*Goal:* Transcribe all the entries word for word, omitting any pictures they contain.

*Given records:*
** begin **
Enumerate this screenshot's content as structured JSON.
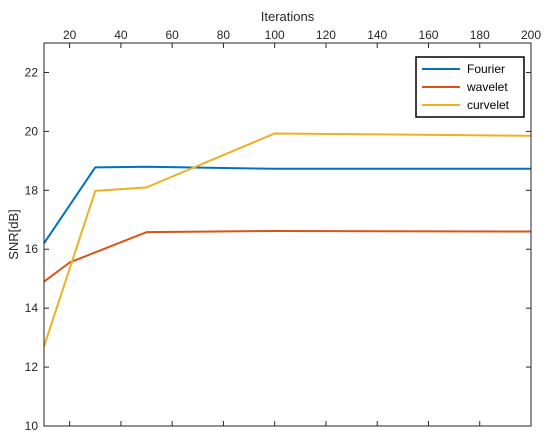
{
  "chart_data": {
    "type": "line",
    "xlabel": "Iterations",
    "ylabel": "SNR[dB]",
    "x_axis_position": "top",
    "xlim": [
      10,
      200
    ],
    "ylim": [
      10,
      23
    ],
    "xticks": [
      20,
      40,
      60,
      80,
      100,
      120,
      140,
      160,
      180,
      200
    ],
    "yticks": [
      10,
      12,
      14,
      16,
      18,
      20,
      22
    ],
    "grid": false,
    "legend_position": "top-right",
    "series": [
      {
        "name": "Fourier",
        "color": "#0072BD",
        "x": [
          10,
          30,
          50,
          100,
          200
        ],
        "y": [
          16.2,
          18.78,
          18.8,
          18.73,
          18.73
        ]
      },
      {
        "name": "wavelet",
        "color": "#D95319",
        "x": [
          10,
          20,
          50,
          100,
          200
        ],
        "y": [
          14.9,
          15.55,
          16.58,
          16.62,
          16.6
        ]
      },
      {
        "name": "curvelet",
        "color": "#EDB120",
        "x": [
          10,
          30,
          50,
          100,
          200
        ],
        "y": [
          12.7,
          17.98,
          18.1,
          19.93,
          19.85
        ]
      }
    ]
  }
}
** end **
*Written response:*
Enumerate this screenshot's content as structured JSON.
{
  "chart_data": {
    "type": "line",
    "xlabel": "Iterations",
    "ylabel": "SNR[dB]",
    "x_axis_position": "top",
    "xlim": [
      10,
      200
    ],
    "ylim": [
      10,
      23
    ],
    "xticks": [
      20,
      40,
      60,
      80,
      100,
      120,
      140,
      160,
      180,
      200
    ],
    "yticks": [
      10,
      12,
      14,
      16,
      18,
      20,
      22
    ],
    "grid": false,
    "legend_position": "top-right",
    "series": [
      {
        "name": "Fourier",
        "color": "#0072BD",
        "x": [
          10,
          30,
          50,
          100,
          200
        ],
        "y": [
          16.2,
          18.78,
          18.8,
          18.73,
          18.73
        ]
      },
      {
        "name": "wavelet",
        "color": "#D95319",
        "x": [
          10,
          20,
          50,
          100,
          200
        ],
        "y": [
          14.9,
          15.55,
          16.58,
          16.62,
          16.6
        ]
      },
      {
        "name": "curvelet",
        "color": "#EDB120",
        "x": [
          10,
          30,
          50,
          100,
          200
        ],
        "y": [
          12.7,
          17.98,
          18.1,
          19.93,
          19.85
        ]
      }
    ]
  }
}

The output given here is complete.